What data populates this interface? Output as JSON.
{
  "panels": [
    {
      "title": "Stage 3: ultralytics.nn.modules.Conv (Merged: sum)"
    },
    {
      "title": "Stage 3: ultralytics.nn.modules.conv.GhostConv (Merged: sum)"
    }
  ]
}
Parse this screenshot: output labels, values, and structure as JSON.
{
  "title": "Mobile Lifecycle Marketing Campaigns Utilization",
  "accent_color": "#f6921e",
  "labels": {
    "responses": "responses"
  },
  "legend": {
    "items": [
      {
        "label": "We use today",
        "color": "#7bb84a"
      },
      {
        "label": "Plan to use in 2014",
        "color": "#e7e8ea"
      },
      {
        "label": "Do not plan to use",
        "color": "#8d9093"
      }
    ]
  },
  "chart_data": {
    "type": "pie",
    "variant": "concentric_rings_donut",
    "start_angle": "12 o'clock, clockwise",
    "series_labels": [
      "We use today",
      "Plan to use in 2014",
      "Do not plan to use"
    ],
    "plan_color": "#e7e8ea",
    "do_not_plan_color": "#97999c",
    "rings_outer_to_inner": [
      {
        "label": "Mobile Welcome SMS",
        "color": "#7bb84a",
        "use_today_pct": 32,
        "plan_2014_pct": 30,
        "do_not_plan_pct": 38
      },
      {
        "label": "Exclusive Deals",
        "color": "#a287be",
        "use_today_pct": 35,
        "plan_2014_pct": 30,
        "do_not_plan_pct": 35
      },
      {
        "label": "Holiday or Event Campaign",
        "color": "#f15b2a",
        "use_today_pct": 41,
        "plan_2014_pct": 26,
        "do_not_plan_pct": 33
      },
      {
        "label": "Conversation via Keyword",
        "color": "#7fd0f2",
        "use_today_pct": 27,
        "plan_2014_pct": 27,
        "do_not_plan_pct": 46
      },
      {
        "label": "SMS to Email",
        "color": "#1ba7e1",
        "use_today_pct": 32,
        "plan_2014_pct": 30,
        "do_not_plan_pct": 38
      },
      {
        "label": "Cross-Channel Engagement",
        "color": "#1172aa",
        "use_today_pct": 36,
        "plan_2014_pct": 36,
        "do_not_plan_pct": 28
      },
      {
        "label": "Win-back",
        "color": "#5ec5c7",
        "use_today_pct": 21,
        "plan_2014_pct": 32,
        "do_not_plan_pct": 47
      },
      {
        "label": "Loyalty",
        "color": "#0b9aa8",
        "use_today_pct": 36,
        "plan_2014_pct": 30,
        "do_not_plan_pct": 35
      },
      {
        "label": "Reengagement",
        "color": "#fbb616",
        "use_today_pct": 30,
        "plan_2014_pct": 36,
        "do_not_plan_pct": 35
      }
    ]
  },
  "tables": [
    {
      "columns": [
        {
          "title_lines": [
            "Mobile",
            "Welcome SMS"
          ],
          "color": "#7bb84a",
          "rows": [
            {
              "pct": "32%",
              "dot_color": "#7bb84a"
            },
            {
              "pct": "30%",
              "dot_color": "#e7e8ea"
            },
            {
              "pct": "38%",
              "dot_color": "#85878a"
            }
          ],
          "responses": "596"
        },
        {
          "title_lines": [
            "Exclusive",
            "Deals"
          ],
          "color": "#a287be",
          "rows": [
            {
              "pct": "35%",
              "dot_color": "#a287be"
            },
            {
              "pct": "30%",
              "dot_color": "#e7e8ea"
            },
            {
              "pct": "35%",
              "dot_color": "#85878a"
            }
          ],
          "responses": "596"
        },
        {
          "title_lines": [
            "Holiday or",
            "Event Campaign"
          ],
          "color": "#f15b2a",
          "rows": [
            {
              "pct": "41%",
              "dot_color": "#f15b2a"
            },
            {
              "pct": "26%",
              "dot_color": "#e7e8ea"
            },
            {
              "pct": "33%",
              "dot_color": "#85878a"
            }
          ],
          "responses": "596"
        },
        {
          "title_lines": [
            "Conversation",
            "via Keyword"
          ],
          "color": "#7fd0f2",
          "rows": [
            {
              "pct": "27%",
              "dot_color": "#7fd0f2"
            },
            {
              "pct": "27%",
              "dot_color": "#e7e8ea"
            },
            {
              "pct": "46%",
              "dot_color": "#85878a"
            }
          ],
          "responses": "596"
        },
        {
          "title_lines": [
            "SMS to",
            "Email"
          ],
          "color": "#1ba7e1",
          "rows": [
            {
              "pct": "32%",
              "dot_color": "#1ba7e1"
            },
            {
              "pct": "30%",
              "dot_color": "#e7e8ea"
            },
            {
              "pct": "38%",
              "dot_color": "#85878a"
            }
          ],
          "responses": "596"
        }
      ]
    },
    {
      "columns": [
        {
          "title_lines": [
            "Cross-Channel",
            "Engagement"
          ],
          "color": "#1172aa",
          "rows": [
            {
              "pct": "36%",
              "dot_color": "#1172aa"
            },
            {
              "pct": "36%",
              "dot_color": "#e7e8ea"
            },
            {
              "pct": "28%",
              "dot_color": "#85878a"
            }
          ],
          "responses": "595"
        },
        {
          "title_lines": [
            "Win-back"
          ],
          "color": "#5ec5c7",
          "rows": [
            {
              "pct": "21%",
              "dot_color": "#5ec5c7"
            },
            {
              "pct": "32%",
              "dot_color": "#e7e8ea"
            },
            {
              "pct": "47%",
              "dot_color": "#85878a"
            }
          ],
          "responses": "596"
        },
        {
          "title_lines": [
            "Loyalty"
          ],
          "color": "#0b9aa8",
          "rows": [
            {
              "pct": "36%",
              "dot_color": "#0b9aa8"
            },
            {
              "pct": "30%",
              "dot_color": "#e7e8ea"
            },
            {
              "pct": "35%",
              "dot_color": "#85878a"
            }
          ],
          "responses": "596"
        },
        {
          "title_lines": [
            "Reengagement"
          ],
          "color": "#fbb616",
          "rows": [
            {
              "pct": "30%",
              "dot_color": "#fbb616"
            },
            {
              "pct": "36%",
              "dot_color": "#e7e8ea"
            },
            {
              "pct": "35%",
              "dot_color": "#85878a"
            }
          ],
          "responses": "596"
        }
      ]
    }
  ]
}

◆ ◆ ◆ ◆ ◆

- [REQUIRED TASK]
Transcribe the whole listing exactly.

- [EXERCISE ANSWER]
What data populates this interface? Output as JSON.
{
  "panels": [
    {
      "title": "Stage 3: ultralytics.nn.modules.Conv (Merged: sum)"
    },
    {
      "title": "Stage 3: ultralytics.nn.modules.conv.GhostConv (Merged: sum)"
    }
  ]
}
Parse this screenshot: output labels, values, and structure as JSON.
{
  "title": "Mobile Lifecycle Marketing Campaigns Utilization",
  "accent_color": "#f6921e",
  "labels": {
    "responses": "responses"
  },
  "legend": {
    "items": [
      {
        "label": "We use today",
        "color": "#7bb84a"
      },
      {
        "label": "Plan to use in 2014",
        "color": "#e7e8ea"
      },
      {
        "label": "Do not plan to use",
        "color": "#8d9093"
      }
    ]
  },
  "chart_data": {
    "type": "pie",
    "variant": "concentric_rings_donut",
    "start_angle": "12 o'clock, clockwise",
    "series_labels": [
      "We use today",
      "Plan to use in 2014",
      "Do not plan to use"
    ],
    "plan_color": "#e7e8ea",
    "do_not_plan_color": "#97999c",
    "rings_outer_to_inner": [
      {
        "label": "Mobile Welcome SMS",
        "color": "#7bb84a",
        "use_today_pct": 32,
        "plan_2014_pct": 30,
        "do_not_plan_pct": 38
      },
      {
        "label": "Exclusive Deals",
        "color": "#a287be",
        "use_today_pct": 35,
        "plan_2014_pct": 30,
        "do_not_plan_pct": 35
      },
      {
        "label": "Holiday or Event Campaign",
        "color": "#f15b2a",
        "use_today_pct": 41,
        "plan_2014_pct": 26,
        "do_not_plan_pct": 33
      },
      {
        "label": "Conversation via Keyword",
        "color": "#7fd0f2",
        "use_today_pct": 27,
        "plan_2014_pct": 27,
        "do_not_plan_pct": 46
      },
      {
        "label": "SMS to Email",
        "color": "#1ba7e1",
        "use_today_pct": 32,
        "plan_2014_pct": 30,
        "do_not_plan_pct": 38
      },
      {
        "label": "Cross-Channel Engagement",
        "color": "#1172aa",
        "use_today_pct": 36,
        "plan_2014_pct": 36,
        "do_not_plan_pct": 28
      },
      {
        "label": "Win-back",
        "color": "#5ec5c7",
        "use_today_pct": 21,
        "plan_2014_pct": 32,
        "do_not_plan_pct": 47
      },
      {
        "label": "Loyalty",
        "color": "#0b9aa8",
        "use_today_pct": 36,
        "plan_2014_pct": 30,
        "do_not_plan_pct": 35
      },
      {
        "label": "Reengagement",
        "color": "#fbb616",
        "use_today_pct": 30,
        "plan_2014_pct": 36,
        "do_not_plan_pct": 35
      }
    ]
  },
  "tables": [
    {
      "columns": [
        {
          "title_lines": [
            "Mobile",
            "Welcome SMS"
          ],
          "color": "#7bb84a",
          "rows": [
            {
              "pct": "32%",
              "dot_color": "#7bb84a"
            },
            {
              "pct": "30%",
              "dot_color": "#e7e8ea"
            },
            {
              "pct": "38%",
              "dot_color": "#85878a"
            }
          ],
          "responses": "596"
        },
        {
          "title_lines": [
            "Exclusive",
            "Deals"
          ],
          "color": "#a287be",
          "rows": [
            {
              "pct": "35%",
              "dot_color": "#a287be"
            },
            {
              "pct": "30%",
              "dot_color": "#e7e8ea"
            },
            {
              "pct": "35%",
              "dot_color": "#85878a"
            }
          ],
          "responses": "596"
        },
        {
          "title_lines": [
            "Holiday or",
            "Event Campaign"
          ],
          "color": "#f15b2a",
          "rows": [
            {
              "pct": "41%",
              "dot_color": "#f15b2a"
            },
            {
              "pct": "26%",
              "dot_color": "#e7e8ea"
            },
            {
              "pct": "33%",
              "dot_color": "#85878a"
            }
          ],
          "responses": "596"
        },
        {
          "title_lines": [
            "Conversation",
            "via Keyword"
          ],
          "color": "#7fd0f2",
          "rows": [
            {
              "pct": "27%",
              "dot_color": "#7fd0f2"
            },
            {
              "pct": "27%",
              "dot_color": "#e7e8ea"
            },
            {
              "pct": "46%",
              "dot_color": "#85878a"
            }
          ],
          "responses": "596"
        },
        {
          "title_lines": [
            "SMS to",
            "Email"
          ],
          "color": "#1ba7e1",
          "rows": [
            {
              "pct": "32%",
              "dot_color": "#1ba7e1"
            },
            {
              "pct": "30%",
              "dot_color": "#e7e8ea"
            },
            {
              "pct": "38%",
              "dot_color": "#85878a"
            }
          ],
          "responses": "596"
        }
      ]
    },
    {
      "columns": [
        {
          "title_lines": [
            "Cross-Channel",
            "Engagement"
          ],
          "color": "#1172aa",
          "rows": [
            {
              "pct": "36%",
              "dot_color": "#1172aa"
            },
            {
              "pct": "36%",
              "dot_color": "#e7e8ea"
            },
            {
              "pct": "28%",
              "dot_color": "#85878a"
            }
          ],
          "responses": "595"
        },
        {
          "title_lines": [
            "Win-back"
          ],
          "color": "#5ec5c7",
          "rows": [
            {
              "pct": "21%",
              "dot_color": "#5ec5c7"
            },
            {
              "pct": "32%",
              "dot_color": "#e7e8ea"
            },
            {
              "pct": "47%",
              "dot_color": "#85878a"
            }
          ],
          "responses": "596"
        },
        {
          "title_lines": [
            "Loyalty"
          ],
          "color": "#0b9aa8",
          "rows": [
            {
              "pct": "36%",
              "dot_color": "#0b9aa8"
            },
            {
              "pct": "30%",
              "dot_color": "#e7e8ea"
            },
            {
              "pct": "35%",
              "dot_color": "#85878a"
            }
          ],
          "responses": "596"
        },
        {
          "title_lines": [
            "Reengagement"
          ],
          "color": "#fbb616",
          "rows": [
            {
              "pct": "30%",
              "dot_color": "#fbb616"
            },
            {
              "pct": "36%",
              "dot_color": "#e7e8ea"
            },
            {
              "pct": "35%",
              "dot_color": "#85878a"
            }
          ],
          "responses": "596"
        }
      ]
    }
  ]
}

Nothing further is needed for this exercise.